Data entries for graphics:
● ● ●

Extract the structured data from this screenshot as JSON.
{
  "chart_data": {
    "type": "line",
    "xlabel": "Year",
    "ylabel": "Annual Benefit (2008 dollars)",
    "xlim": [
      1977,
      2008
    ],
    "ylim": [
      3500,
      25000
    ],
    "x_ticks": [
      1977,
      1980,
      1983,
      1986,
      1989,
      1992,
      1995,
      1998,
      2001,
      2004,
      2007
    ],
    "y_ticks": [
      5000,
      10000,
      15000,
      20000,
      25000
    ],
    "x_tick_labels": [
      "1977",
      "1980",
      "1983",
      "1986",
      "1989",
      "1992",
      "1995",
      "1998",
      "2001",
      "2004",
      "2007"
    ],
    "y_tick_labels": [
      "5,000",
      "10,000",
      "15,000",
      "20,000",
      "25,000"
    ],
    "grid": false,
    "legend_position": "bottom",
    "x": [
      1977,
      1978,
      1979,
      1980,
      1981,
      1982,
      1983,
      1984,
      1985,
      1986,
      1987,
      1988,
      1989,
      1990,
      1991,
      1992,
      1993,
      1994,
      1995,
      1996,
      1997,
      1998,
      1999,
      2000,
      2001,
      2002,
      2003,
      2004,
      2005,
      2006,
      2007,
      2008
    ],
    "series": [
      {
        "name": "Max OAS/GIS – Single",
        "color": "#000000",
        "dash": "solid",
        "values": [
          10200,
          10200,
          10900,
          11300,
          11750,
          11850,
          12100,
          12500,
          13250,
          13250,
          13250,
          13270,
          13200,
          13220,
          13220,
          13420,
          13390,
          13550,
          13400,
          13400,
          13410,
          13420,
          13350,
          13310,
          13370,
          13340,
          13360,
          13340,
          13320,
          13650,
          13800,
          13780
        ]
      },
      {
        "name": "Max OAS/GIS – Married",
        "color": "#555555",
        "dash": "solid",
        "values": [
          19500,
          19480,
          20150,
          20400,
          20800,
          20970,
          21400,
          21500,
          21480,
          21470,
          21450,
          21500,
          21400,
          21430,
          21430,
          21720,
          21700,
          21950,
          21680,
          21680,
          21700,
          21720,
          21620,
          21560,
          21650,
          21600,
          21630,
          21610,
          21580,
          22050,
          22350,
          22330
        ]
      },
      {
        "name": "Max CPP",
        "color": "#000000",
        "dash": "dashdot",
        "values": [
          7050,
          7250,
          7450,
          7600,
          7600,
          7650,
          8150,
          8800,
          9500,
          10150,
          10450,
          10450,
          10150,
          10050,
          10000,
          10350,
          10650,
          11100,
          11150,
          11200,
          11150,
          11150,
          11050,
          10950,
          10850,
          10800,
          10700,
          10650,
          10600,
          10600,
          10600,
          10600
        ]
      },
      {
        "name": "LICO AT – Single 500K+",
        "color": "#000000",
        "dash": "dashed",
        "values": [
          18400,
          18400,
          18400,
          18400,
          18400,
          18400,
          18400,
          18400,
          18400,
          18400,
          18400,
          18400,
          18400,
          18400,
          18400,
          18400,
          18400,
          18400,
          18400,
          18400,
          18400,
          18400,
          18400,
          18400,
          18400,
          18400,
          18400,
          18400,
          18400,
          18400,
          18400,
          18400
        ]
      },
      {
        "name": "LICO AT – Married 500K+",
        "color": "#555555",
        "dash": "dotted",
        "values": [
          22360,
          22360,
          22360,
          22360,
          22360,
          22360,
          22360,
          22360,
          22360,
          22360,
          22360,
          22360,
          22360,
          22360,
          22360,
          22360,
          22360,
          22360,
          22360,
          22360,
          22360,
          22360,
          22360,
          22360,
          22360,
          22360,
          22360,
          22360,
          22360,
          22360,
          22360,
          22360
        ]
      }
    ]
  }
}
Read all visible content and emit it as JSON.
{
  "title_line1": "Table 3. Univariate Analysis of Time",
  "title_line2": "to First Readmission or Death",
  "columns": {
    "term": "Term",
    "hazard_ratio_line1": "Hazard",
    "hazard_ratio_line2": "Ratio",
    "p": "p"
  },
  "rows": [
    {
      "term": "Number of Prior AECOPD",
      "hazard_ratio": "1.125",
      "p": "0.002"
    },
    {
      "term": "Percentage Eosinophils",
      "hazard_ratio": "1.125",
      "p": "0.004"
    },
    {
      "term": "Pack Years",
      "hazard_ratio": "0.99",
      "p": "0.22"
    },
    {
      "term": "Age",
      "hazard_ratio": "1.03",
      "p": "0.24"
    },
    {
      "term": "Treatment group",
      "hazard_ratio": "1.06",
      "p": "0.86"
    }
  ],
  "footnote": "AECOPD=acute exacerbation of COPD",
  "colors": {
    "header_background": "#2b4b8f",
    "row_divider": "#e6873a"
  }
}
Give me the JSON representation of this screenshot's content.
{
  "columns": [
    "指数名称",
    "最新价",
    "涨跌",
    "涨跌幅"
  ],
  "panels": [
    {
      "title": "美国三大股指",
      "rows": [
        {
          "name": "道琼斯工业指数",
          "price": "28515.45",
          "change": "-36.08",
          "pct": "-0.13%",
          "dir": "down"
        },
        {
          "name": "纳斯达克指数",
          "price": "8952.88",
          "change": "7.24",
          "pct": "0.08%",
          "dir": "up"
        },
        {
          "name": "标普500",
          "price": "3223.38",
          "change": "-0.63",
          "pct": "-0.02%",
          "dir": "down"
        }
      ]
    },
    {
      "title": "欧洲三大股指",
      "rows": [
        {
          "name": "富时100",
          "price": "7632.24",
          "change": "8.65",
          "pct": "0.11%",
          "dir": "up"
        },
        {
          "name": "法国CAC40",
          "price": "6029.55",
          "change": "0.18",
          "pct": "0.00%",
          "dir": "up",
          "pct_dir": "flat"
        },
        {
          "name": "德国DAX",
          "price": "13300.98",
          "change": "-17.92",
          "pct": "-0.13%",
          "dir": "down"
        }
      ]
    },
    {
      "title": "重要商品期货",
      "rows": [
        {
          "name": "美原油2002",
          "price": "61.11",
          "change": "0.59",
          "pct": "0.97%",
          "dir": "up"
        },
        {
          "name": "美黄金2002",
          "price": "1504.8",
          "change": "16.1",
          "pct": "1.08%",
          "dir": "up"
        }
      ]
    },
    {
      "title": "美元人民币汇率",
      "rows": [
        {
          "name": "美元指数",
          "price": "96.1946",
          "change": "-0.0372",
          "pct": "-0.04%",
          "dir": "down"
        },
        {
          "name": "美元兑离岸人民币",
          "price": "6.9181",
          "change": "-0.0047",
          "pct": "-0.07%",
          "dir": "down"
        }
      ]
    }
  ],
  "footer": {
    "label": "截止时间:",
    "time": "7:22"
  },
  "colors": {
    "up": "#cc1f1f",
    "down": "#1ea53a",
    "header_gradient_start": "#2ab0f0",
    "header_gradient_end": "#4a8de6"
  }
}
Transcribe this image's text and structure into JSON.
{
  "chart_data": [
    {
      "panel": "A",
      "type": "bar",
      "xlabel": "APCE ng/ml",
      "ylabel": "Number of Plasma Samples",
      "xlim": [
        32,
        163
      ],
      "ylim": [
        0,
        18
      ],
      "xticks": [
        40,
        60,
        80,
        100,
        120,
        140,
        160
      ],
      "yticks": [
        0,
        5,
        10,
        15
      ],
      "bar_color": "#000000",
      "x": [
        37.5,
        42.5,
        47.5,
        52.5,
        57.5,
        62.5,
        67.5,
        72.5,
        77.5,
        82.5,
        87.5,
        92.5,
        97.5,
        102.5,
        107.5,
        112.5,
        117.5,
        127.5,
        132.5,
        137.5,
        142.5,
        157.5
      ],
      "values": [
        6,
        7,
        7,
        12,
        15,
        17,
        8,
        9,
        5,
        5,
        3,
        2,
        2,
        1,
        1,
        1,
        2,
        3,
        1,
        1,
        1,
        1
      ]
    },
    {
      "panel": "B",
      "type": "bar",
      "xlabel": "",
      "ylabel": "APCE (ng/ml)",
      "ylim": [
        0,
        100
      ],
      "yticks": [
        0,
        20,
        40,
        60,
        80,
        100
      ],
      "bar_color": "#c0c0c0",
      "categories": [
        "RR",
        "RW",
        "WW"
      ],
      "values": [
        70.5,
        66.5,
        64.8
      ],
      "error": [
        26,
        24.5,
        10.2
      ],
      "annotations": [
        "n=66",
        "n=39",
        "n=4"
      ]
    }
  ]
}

● ● ●

SET TASK:
Gather every line from the listing above in which the word "Single" appears.

WORKED SOLUTION:
        "name": "Max OAS/GIS – Single",
        "name": "LICO AT – Single 500K+",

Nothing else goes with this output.